Data records
╭──
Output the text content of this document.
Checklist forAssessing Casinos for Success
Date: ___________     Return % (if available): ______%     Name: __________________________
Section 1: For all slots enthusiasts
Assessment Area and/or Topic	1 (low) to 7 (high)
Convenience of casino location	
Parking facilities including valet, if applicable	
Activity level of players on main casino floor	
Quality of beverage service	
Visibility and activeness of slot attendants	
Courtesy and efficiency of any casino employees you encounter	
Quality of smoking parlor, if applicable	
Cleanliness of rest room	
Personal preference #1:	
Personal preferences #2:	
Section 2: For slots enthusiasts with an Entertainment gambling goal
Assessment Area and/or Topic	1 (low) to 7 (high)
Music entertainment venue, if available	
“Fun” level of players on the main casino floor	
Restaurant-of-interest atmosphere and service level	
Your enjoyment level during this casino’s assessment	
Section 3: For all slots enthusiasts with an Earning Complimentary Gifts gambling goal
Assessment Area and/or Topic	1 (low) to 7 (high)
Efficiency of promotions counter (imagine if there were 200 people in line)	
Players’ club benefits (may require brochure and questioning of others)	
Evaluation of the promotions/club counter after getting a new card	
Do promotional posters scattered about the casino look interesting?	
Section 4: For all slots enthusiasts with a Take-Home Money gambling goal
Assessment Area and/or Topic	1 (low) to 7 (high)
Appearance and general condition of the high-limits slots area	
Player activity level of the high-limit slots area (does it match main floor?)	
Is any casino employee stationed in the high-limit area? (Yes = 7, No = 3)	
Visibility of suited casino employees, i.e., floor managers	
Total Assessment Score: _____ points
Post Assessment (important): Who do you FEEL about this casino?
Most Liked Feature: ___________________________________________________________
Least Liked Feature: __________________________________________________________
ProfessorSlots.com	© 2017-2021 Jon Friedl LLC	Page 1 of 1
╰──
§ Aim:
Faithfully copy every entry, leaving nothing out.

§ Worked solution:
Output the text content of this document.
Checklist forAssessing Casinos for Success
Date: ___________     Return % (if available): ______%     Name: __________________________
Section 1: For all slots enthusiasts
Assessment Area and/or Topic	1 (low) to 7 (high)
Convenience of casino location	
Parking facilities including valet, if applicable	
Activity level of players on main casino floor	
Quality of beverage service	
Visibility and activeness of slot attendants	
Courtesy and efficiency of any casino employees you encounter	
Quality of smoking parlor, if applicable	
Cleanliness of rest room	
Personal preference #1:	
Personal preferences #2:	
Section 2: For slots enthusiasts with an Entertainment gambling goal
Assessment Area and/or Topic	1 (low) to 7 (high)
Music entertainment venue, if available	
“Fun” level of players on the main casino floor	
Restaurant-of-interest atmosphere and service level	
Your enjoyment level during this casino’s assessment	
Section 3: For all slots enthusiasts with an Earning Complimentary Gifts gambling goal
Assessment Area and/or Topic	1 (low) to 7 (high)
Efficiency of promotions counter (imagine if there were 200 people in line)	
Players’ club benefits (may require brochure and questioning of others)	
Evaluation of the promotions/club counter after getting a new card	
Do promotional posters scattered about the casino look interesting?	
Section 4: For all slots enthusiasts with a Take-Home Money gambling goal
Assessment Area and/or Topic	1 (low) to 7 (high)
Appearance and general condition of the high-limits slots area	
Player activity level of the high-limit slots area (does it match main floor?)	
Is any casino employee stationed in the high-limit area? (Yes = 7, No = 3)	
Visibility of suited casino employees, i.e., floor managers	
Total Assessment Score: _____ points
Post Assessment (important): Who do you FEEL about this casino?
Most Liked Feature: ___________________________________________________________
Least Liked Feature: __________________________________________________________
ProfessorSlots.com	© 2017-2021 Jon Friedl LLC	Page 1 of 1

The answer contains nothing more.